_Task input_

--------------------------------------------------

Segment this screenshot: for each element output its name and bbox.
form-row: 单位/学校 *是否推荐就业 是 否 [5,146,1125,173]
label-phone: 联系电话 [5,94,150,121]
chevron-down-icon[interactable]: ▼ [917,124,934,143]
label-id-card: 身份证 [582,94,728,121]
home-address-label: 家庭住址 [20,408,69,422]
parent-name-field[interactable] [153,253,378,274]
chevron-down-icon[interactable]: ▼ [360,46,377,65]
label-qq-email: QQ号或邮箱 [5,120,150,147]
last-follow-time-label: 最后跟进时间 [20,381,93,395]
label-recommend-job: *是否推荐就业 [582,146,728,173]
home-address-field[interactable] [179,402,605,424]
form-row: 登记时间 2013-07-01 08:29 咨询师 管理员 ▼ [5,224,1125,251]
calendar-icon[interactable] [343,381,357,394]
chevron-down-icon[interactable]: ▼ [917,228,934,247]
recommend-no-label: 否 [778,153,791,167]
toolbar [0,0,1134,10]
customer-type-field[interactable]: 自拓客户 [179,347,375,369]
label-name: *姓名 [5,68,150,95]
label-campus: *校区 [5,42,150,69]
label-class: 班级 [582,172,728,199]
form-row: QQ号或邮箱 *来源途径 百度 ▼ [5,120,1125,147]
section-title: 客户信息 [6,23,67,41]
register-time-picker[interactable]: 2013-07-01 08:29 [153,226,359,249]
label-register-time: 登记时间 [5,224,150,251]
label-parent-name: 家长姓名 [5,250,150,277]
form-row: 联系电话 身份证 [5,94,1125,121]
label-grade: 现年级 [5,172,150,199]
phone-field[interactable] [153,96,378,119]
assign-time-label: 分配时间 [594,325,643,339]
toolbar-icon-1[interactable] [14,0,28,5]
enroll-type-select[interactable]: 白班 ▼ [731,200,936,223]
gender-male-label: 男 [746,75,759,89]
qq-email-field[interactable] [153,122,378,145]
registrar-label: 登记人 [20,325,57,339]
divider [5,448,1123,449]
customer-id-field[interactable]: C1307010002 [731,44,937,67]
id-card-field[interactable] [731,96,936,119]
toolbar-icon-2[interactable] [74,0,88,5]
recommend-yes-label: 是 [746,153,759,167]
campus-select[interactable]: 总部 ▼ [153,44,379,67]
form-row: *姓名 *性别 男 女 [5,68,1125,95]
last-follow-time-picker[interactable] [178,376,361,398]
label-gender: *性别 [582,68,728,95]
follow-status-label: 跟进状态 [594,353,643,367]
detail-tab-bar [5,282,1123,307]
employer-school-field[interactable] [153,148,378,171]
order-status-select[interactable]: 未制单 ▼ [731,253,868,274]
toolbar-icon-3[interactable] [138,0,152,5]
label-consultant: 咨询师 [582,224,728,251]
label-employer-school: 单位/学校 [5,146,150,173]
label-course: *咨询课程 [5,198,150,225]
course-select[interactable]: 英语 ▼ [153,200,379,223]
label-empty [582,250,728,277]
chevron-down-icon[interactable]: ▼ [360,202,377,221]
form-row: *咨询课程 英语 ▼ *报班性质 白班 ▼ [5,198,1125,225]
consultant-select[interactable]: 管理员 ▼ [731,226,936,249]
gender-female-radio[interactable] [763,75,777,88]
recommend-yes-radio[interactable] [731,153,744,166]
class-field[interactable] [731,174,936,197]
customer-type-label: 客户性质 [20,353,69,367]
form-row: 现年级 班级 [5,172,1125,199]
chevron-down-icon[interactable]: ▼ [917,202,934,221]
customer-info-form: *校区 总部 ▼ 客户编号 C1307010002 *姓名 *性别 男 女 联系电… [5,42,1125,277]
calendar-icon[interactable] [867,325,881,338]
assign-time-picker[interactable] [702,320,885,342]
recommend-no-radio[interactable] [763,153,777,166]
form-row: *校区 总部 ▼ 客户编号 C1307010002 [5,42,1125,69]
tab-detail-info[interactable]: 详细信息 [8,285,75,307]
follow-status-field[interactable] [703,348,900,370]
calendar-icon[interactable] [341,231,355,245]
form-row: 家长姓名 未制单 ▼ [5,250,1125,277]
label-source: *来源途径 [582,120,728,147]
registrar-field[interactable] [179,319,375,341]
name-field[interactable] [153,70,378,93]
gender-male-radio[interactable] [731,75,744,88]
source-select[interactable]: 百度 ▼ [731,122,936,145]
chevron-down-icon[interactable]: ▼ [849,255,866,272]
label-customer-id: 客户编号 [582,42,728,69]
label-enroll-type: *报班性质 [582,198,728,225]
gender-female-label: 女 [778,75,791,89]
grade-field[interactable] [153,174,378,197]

--------------------------------------------------

_Problem to solve_
Echo the listing above word for word, from its first line down to and including the line that contains "section-title: 客户信息 [6,23,67,41]".

_Final result_
Segment this screenshot: for each element output its name and bbox.
form-row: 单位/学校 *是否推荐就业 是 否 [5,146,1125,173]
label-phone: 联系电话 [5,94,150,121]
chevron-down-icon[interactable]: ▼ [917,124,934,143]
label-id-card: 身份证 [582,94,728,121]
home-address-label: 家庭住址 [20,408,69,422]
parent-name-field[interactable] [153,253,378,274]
chevron-down-icon[interactable]: ▼ [360,46,377,65]
label-qq-email: QQ号或邮箱 [5,120,150,147]
last-follow-time-label: 最后跟进时间 [20,381,93,395]
label-recommend-job: *是否推荐就业 [582,146,728,173]
home-address-field[interactable] [179,402,605,424]
form-row: 登记时间 2013-07-01 08:29 咨询师 管理员 ▼ [5,224,1125,251]
calendar-icon[interactable] [343,381,357,394]
chevron-down-icon[interactable]: ▼ [917,228,934,247]
recommend-no-label: 否 [778,153,791,167]
toolbar [0,0,1134,10]
customer-type-field[interactable]: 自拓客户 [179,347,375,369]
label-name: *姓名 [5,68,150,95]
label-campus: *校区 [5,42,150,69]
label-class: 班级 [582,172,728,199]
form-row: QQ号或邮箱 *来源途径 百度 ▼ [5,120,1125,147]
section-title: 客户信息 [6,23,67,41]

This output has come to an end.